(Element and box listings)
◆ ◆ ◆ ◆

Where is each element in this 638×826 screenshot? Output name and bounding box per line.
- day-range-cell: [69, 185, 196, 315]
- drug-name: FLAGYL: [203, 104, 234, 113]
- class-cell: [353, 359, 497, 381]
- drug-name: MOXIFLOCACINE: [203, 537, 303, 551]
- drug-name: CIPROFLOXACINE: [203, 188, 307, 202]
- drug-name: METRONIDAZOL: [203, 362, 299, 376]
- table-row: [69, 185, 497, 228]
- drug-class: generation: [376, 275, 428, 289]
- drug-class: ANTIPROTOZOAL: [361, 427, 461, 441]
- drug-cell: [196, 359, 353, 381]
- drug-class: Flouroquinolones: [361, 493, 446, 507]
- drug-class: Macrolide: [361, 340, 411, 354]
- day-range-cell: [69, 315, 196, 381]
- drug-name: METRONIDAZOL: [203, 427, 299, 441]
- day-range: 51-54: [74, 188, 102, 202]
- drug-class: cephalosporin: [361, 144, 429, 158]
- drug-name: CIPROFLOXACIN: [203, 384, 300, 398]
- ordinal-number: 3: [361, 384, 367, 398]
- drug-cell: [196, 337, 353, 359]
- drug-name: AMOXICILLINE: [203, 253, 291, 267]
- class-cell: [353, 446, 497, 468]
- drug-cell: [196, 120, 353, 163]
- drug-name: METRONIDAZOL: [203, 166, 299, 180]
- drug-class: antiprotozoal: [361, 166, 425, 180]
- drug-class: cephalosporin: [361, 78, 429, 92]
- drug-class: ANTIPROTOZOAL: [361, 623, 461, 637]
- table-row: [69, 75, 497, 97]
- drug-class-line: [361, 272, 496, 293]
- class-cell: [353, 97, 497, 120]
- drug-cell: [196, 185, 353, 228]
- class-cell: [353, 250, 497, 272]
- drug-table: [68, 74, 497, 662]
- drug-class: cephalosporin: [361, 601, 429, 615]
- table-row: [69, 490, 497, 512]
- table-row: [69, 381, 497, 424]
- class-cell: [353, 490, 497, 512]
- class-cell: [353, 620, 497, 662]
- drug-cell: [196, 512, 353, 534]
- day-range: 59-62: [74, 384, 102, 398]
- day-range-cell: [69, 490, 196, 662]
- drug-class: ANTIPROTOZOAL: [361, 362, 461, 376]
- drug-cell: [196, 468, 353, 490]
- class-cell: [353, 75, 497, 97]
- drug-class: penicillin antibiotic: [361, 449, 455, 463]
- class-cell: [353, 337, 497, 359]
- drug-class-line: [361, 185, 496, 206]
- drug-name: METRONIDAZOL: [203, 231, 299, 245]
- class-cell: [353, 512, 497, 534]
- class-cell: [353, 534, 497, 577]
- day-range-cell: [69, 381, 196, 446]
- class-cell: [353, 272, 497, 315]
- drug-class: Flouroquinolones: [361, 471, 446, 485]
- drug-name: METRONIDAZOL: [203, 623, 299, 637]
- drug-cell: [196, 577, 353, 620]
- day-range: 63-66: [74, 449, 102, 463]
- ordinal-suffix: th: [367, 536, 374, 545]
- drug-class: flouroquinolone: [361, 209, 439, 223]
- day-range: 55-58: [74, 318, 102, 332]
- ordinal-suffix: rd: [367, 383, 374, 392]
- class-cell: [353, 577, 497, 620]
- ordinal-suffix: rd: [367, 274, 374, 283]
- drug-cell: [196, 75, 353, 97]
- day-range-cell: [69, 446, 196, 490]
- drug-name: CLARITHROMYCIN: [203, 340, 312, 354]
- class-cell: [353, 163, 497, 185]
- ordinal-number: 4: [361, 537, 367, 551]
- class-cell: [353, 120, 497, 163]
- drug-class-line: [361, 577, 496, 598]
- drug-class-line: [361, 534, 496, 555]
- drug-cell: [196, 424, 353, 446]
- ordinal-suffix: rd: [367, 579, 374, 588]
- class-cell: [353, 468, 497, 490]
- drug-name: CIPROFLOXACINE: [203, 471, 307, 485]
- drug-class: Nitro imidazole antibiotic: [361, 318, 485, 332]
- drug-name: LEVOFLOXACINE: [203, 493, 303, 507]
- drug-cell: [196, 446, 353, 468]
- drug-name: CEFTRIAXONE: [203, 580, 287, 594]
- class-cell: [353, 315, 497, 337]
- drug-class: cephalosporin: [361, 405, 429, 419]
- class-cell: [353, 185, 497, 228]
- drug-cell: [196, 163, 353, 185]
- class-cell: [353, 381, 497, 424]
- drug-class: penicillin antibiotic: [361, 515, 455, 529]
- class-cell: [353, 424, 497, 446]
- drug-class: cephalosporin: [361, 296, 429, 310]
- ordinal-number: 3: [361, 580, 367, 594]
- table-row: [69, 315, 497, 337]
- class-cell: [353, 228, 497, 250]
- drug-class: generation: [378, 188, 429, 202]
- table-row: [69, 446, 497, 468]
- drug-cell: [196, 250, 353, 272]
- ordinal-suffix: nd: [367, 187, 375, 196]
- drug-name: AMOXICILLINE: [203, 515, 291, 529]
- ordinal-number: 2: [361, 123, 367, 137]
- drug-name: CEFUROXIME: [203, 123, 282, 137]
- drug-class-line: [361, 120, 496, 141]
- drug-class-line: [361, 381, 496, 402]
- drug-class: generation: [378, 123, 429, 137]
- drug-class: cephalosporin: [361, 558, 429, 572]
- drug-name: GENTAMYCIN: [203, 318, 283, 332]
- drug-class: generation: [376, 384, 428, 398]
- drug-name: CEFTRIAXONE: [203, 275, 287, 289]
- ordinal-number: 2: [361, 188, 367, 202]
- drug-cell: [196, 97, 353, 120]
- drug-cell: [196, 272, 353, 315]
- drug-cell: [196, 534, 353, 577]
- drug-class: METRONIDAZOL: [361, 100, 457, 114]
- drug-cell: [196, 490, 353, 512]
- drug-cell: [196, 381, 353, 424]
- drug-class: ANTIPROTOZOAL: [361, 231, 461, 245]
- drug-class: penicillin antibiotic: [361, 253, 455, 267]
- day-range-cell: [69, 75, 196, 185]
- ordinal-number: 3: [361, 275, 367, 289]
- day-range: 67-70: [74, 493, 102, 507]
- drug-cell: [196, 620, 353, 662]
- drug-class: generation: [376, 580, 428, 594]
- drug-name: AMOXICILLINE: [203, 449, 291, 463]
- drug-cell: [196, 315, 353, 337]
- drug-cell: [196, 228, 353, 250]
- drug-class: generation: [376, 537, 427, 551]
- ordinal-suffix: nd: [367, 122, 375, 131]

◆ ◆ ◆ ◆

TO DO:
Revise the items from their first line through the line containing "- drug-table: [68, 74, 497, 662]", replacing "drug-cell" with "medication-cell" and leaving everything else as it is.

EXERCISE SOLUTION:
Where is each element in this 638×826 screenshot? Output name and bounding box per line.
- day-range-cell: [69, 185, 196, 315]
- drug-name: FLAGYL: [203, 104, 234, 113]
- class-cell: [353, 359, 497, 381]
- drug-name: MOXIFLOCACINE: [203, 537, 303, 551]
- drug-name: CIPROFLOXACINE: [203, 188, 307, 202]
- drug-name: METRONIDAZOL: [203, 362, 299, 376]
- table-row: [69, 185, 497, 228]
- drug-class: generation: [376, 275, 428, 289]
- drug-class: ANTIPROTOZOAL: [361, 427, 461, 441]
- medication-cell: [196, 359, 353, 381]
- drug-class: Flouroquinolones: [361, 493, 446, 507]
- drug-class: Macrolide: [361, 340, 411, 354]
- day-range-cell: [69, 315, 196, 381]
- drug-name: METRONIDAZOL: [203, 427, 299, 441]
- day-range: 51-54: [74, 188, 102, 202]
- drug-class: cephalosporin: [361, 144, 429, 158]
- drug-name: CIPROFLOXACIN: [203, 384, 300, 398]
- ordinal-number: 3: [361, 384, 367, 398]
- medication-cell: [196, 337, 353, 359]
- drug-name: AMOXICILLINE: [203, 253, 291, 267]
- class-cell: [353, 446, 497, 468]
- medication-cell: [196, 120, 353, 163]
- drug-name: METRONIDAZOL: [203, 166, 299, 180]
- drug-class: antiprotozoal: [361, 166, 425, 180]
- drug-class: cephalosporin: [361, 78, 429, 92]
- drug-class: ANTIPROTOZOAL: [361, 623, 461, 637]
- table-row: [69, 75, 497, 97]
- drug-class-line: [361, 272, 496, 293]
- class-cell: [353, 97, 497, 120]
- medication-cell: [196, 185, 353, 228]
- class-cell: [353, 250, 497, 272]
- drug-table: [68, 74, 497, 662]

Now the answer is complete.